— Start of Data for this task —

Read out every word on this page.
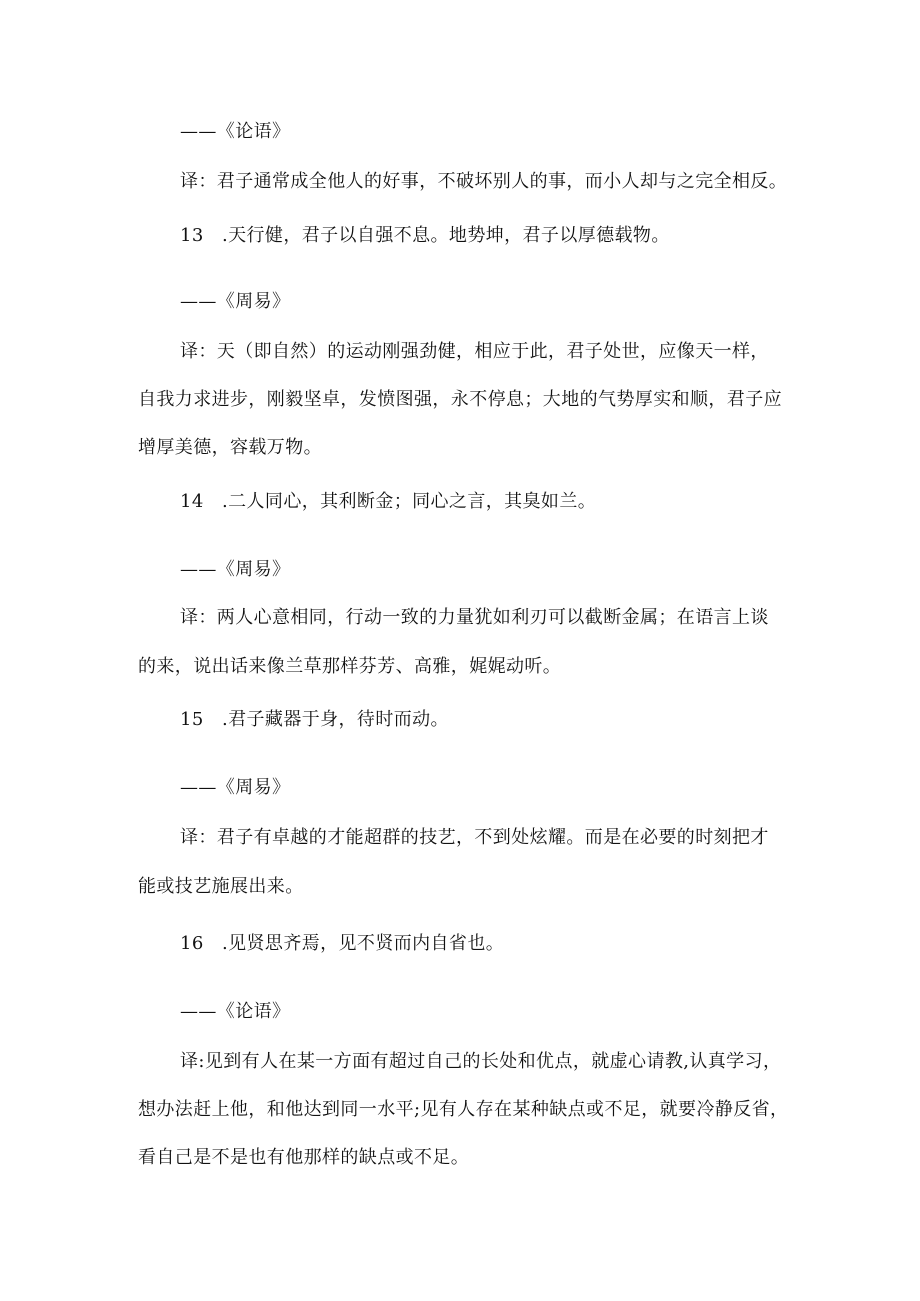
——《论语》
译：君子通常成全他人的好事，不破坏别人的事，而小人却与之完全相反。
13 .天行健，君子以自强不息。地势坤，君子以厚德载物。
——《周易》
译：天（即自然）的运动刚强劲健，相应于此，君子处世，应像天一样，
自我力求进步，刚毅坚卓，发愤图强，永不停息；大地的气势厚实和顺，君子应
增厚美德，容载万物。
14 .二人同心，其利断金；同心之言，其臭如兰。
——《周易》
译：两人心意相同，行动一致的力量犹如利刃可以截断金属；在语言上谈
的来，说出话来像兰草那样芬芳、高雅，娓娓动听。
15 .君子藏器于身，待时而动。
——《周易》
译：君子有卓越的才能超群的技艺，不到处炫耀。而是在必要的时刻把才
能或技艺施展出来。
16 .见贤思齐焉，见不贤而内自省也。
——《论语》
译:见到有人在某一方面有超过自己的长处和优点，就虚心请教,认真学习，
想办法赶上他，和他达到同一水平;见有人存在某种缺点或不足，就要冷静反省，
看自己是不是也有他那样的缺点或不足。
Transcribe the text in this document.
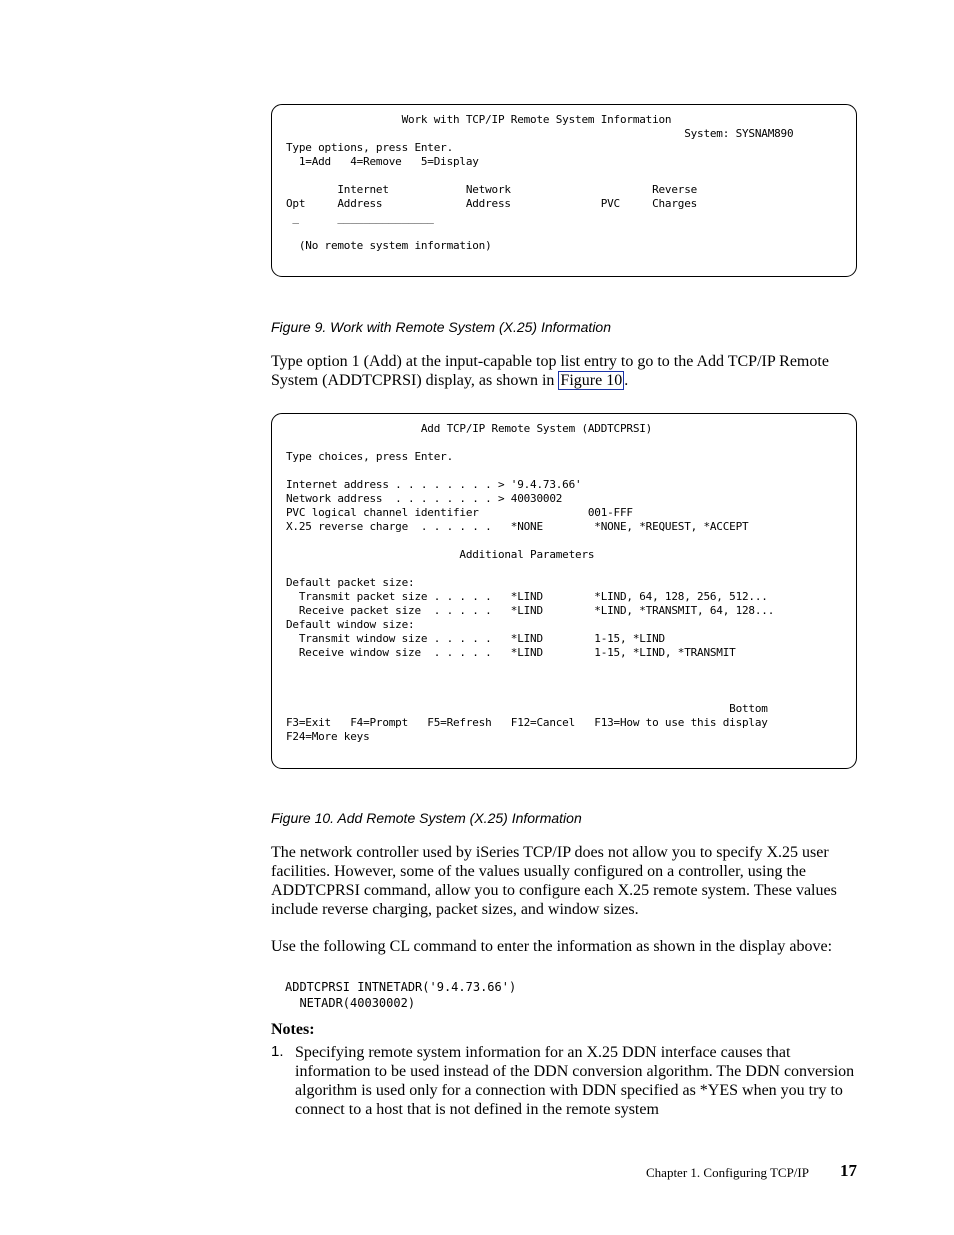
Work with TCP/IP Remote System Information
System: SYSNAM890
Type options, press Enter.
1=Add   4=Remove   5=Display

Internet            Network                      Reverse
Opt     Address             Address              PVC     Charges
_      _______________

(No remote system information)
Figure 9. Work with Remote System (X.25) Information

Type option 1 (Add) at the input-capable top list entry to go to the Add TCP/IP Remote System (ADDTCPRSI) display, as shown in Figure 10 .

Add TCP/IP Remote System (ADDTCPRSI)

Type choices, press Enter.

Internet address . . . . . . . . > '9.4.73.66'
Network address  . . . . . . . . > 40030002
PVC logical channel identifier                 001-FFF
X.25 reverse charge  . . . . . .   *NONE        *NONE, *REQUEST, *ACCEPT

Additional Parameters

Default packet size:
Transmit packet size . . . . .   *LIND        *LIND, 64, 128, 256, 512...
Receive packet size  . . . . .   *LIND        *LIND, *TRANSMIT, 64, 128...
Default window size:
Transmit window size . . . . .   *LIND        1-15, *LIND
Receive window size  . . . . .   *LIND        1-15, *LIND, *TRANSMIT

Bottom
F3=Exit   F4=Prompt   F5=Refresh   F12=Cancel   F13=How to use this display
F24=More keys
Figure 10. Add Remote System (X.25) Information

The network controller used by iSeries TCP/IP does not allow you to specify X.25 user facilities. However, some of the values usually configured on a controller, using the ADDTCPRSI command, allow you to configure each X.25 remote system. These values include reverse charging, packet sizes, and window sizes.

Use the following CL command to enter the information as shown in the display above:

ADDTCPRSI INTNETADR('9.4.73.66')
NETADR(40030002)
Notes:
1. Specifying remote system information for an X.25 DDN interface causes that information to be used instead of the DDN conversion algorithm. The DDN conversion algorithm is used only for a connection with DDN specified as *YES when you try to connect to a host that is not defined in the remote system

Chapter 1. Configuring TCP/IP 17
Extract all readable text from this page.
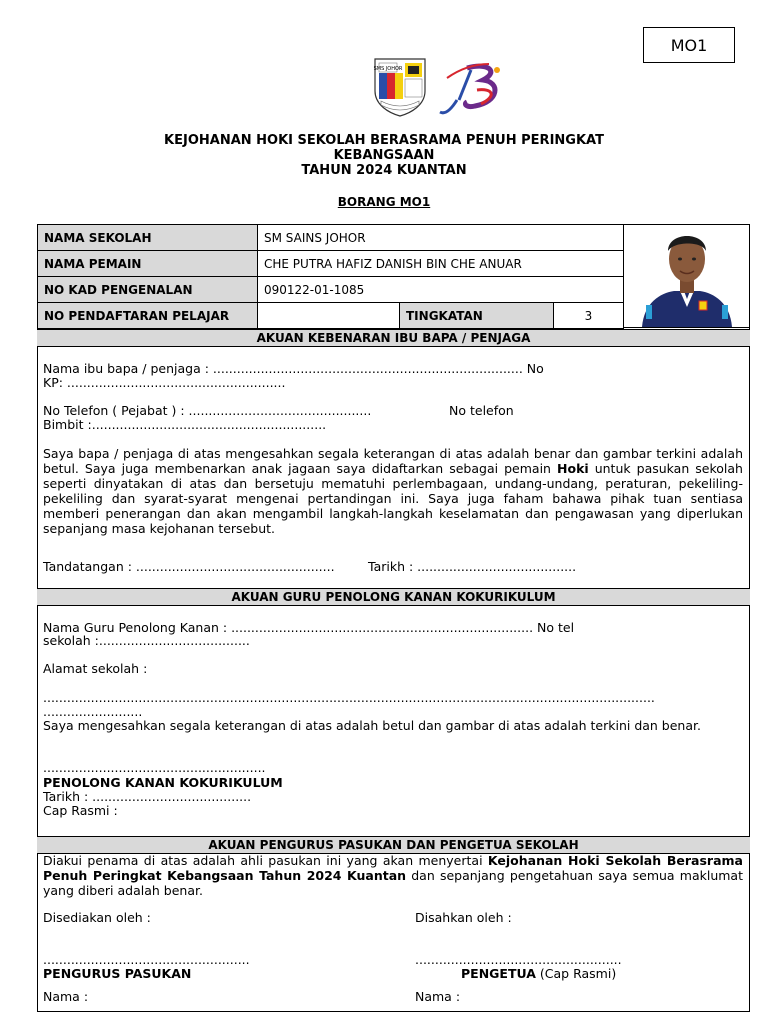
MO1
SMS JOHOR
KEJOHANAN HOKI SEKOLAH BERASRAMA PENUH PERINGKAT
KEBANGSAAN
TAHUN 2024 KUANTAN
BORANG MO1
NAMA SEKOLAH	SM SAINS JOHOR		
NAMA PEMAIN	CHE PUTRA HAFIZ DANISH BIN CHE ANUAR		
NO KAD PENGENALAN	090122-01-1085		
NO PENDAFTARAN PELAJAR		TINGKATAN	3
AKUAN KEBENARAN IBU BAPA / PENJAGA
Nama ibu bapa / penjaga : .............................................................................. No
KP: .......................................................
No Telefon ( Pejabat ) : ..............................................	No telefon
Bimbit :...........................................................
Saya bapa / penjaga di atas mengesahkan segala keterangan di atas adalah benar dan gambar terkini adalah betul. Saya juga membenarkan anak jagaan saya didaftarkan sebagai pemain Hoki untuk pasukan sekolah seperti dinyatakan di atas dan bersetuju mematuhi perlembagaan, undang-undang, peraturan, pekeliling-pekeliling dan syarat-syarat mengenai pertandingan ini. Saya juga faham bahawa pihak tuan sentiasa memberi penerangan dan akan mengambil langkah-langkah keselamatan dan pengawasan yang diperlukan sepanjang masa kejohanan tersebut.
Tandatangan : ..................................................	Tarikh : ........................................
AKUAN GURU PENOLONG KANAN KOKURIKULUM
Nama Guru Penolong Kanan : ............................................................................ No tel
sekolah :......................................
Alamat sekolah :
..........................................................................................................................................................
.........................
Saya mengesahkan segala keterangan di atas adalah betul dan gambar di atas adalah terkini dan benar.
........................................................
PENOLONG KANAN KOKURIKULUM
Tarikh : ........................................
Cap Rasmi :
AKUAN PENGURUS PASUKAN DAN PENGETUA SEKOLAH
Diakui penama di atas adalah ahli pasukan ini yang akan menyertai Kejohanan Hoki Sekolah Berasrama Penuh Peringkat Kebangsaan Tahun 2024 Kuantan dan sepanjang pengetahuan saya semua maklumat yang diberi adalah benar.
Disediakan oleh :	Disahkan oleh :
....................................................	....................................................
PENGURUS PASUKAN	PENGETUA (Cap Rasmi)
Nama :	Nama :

— End of Data for this task —

* [Do this]:
Only lines with "press" are wanted here; list each of them.

* [Answer to this problem]:
Type options, press Enter.
Type choices, press Enter.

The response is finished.